▸ **Data shown**:
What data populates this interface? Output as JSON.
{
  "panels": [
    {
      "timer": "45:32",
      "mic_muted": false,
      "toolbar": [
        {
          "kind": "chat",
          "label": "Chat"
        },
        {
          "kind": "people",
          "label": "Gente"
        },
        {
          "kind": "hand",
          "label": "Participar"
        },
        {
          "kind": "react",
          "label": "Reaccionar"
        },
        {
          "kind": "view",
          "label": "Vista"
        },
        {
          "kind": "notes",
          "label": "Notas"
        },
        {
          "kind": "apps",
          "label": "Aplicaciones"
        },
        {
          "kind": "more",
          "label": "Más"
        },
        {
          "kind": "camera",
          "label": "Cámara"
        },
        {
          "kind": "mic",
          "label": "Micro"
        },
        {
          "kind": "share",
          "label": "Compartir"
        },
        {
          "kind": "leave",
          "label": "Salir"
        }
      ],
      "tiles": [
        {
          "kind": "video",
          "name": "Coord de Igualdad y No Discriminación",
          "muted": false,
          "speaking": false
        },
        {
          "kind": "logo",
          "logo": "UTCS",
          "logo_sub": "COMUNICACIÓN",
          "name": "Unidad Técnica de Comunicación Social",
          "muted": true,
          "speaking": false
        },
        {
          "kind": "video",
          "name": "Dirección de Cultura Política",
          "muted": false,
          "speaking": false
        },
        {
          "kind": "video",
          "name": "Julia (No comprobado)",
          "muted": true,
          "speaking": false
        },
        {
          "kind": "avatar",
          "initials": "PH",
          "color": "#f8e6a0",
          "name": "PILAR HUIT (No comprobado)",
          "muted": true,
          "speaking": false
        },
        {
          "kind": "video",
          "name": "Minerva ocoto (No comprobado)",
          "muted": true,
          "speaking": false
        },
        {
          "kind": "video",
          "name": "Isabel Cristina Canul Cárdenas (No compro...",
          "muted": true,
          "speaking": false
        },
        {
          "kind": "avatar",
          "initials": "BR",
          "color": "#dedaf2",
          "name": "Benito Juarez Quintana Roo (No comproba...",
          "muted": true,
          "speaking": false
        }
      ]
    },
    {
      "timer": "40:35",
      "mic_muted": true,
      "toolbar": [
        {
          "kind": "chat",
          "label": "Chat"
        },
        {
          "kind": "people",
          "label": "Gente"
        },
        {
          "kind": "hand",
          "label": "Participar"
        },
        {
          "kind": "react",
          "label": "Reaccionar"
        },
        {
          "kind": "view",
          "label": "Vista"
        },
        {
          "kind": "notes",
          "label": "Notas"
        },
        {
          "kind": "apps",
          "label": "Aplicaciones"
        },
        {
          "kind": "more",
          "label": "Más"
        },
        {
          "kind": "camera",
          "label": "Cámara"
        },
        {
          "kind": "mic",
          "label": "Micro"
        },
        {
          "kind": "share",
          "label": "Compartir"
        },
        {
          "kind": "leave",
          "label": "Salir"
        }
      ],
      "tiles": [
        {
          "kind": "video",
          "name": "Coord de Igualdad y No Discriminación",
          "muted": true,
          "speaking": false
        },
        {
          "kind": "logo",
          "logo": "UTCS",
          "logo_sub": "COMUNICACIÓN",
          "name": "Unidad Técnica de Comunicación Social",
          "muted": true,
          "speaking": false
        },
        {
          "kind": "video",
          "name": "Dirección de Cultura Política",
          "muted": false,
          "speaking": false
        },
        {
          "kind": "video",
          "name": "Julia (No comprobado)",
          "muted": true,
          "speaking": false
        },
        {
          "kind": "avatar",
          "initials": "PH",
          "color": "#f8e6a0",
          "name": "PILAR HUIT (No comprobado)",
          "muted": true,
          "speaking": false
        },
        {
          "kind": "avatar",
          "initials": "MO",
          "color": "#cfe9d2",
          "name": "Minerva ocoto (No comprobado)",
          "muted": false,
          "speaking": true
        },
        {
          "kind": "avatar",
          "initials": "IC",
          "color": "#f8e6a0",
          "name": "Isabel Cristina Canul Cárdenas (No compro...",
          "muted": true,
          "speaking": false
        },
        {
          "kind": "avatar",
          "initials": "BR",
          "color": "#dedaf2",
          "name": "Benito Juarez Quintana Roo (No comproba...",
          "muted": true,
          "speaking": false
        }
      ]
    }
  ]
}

▸ **Task to carry out**: Return all of the entries exactly as written.

▸ **Problem solution**:
What data populates this interface? Output as JSON.
{
  "panels": [
    {
      "timer": "45:32",
      "mic_muted": false,
      "toolbar": [
        {
          "kind": "chat",
          "label": "Chat"
        },
        {
          "kind": "people",
          "label": "Gente"
        },
        {
          "kind": "hand",
          "label": "Participar"
        },
        {
          "kind": "react",
          "label": "Reaccionar"
        },
        {
          "kind": "view",
          "label": "Vista"
        },
        {
          "kind": "notes",
          "label": "Notas"
        },
        {
          "kind": "apps",
          "label": "Aplicaciones"
        },
        {
          "kind": "more",
          "label": "Más"
        },
        {
          "kind": "camera",
          "label": "Cámara"
        },
        {
          "kind": "mic",
          "label": "Micro"
        },
        {
          "kind": "share",
          "label": "Compartir"
        },
        {
          "kind": "leave",
          "label": "Salir"
        }
      ],
      "tiles": [
        {
          "kind": "video",
          "name": "Coord de Igualdad y No Discriminación",
          "muted": false,
          "speaking": false
        },
        {
          "kind": "logo",
          "logo": "UTCS",
          "logo_sub": "COMUNICACIÓN",
          "name": "Unidad Técnica de Comunicación Social",
          "muted": true,
          "speaking": false
        },
        {
          "kind": "video",
          "name": "Dirección de Cultura Política",
          "muted": false,
          "speaking": false
        },
        {
          "kind": "video",
          "name": "Julia (No comprobado)",
          "muted": true,
          "speaking": false
        },
        {
          "kind": "avatar",
          "initials": "PH",
          "color": "#f8e6a0",
          "name": "PILAR HUIT (No comprobado)",
          "muted": true,
          "speaking": false
        },
        {
          "kind": "video",
          "name": "Minerva ocoto (No comprobado)",
          "muted": true,
          "speaking": false
        },
        {
          "kind": "video",
          "name": "Isabel Cristina Canul Cárdenas (No compro...",
          "muted": true,
          "speaking": false
        },
        {
          "kind": "avatar",
          "initials": "BR",
          "color": "#dedaf2",
          "name": "Benito Juarez Quintana Roo (No comproba...",
          "muted": true,
          "speaking": false
        }
      ]
    },
    {
      "timer": "40:35",
      "mic_muted": true,
      "toolbar": [
        {
          "kind": "chat",
          "label": "Chat"
        },
        {
          "kind": "people",
          "label": "Gente"
        },
        {
          "kind": "hand",
          "label": "Participar"
        },
        {
          "kind": "react",
          "label": "Reaccionar"
        },
        {
          "kind": "view",
          "label": "Vista"
        },
        {
          "kind": "notes",
          "label": "Notas"
        },
        {
          "kind": "apps",
          "label": "Aplicaciones"
        },
        {
          "kind": "more",
          "label": "Más"
        },
        {
          "kind": "camera",
          "label": "Cámara"
        },
        {
          "kind": "mic",
          "label": "Micro"
        },
        {
          "kind": "share",
          "label": "Compartir"
        },
        {
          "kind": "leave",
          "label": "Salir"
        }
      ],
      "tiles": [
        {
          "kind": "video",
          "name": "Coord de Igualdad y No Discriminación",
          "muted": true,
          "speaking": false
        },
        {
          "kind": "logo",
          "logo": "UTCS",
          "logo_sub": "COMUNICACIÓN",
          "name": "Unidad Técnica de Comunicación Social",
          "muted": true,
          "speaking": false
        },
        {
          "kind": "video",
          "name": "Dirección de Cultura Política",
          "muted": false,
          "speaking": false
        },
        {
          "kind": "video",
          "name": "Julia (No comprobado)",
          "muted": true,
          "speaking": false
        },
        {
          "kind": "avatar",
          "initials": "PH",
          "color": "#f8e6a0",
          "name": "PILAR HUIT (No comprobado)",
          "muted": true,
          "speaking": false
        },
        {
          "kind": "avatar",
          "initials": "MO",
          "color": "#cfe9d2",
          "name": "Minerva ocoto (No comprobado)",
          "muted": false,
          "speaking": true
        },
        {
          "kind": "avatar",
          "initials": "IC",
          "color": "#f8e6a0",
          "name": "Isabel Cristina Canul Cárdenas (No compro...",
          "muted": true,
          "speaking": false
        },
        {
          "kind": "avatar",
          "initials": "BR",
          "color": "#dedaf2",
          "name": "Benito Juarez Quintana Roo (No comproba...",
          "muted": true,
          "speaking": false
        }
      ]
    }
  ]
}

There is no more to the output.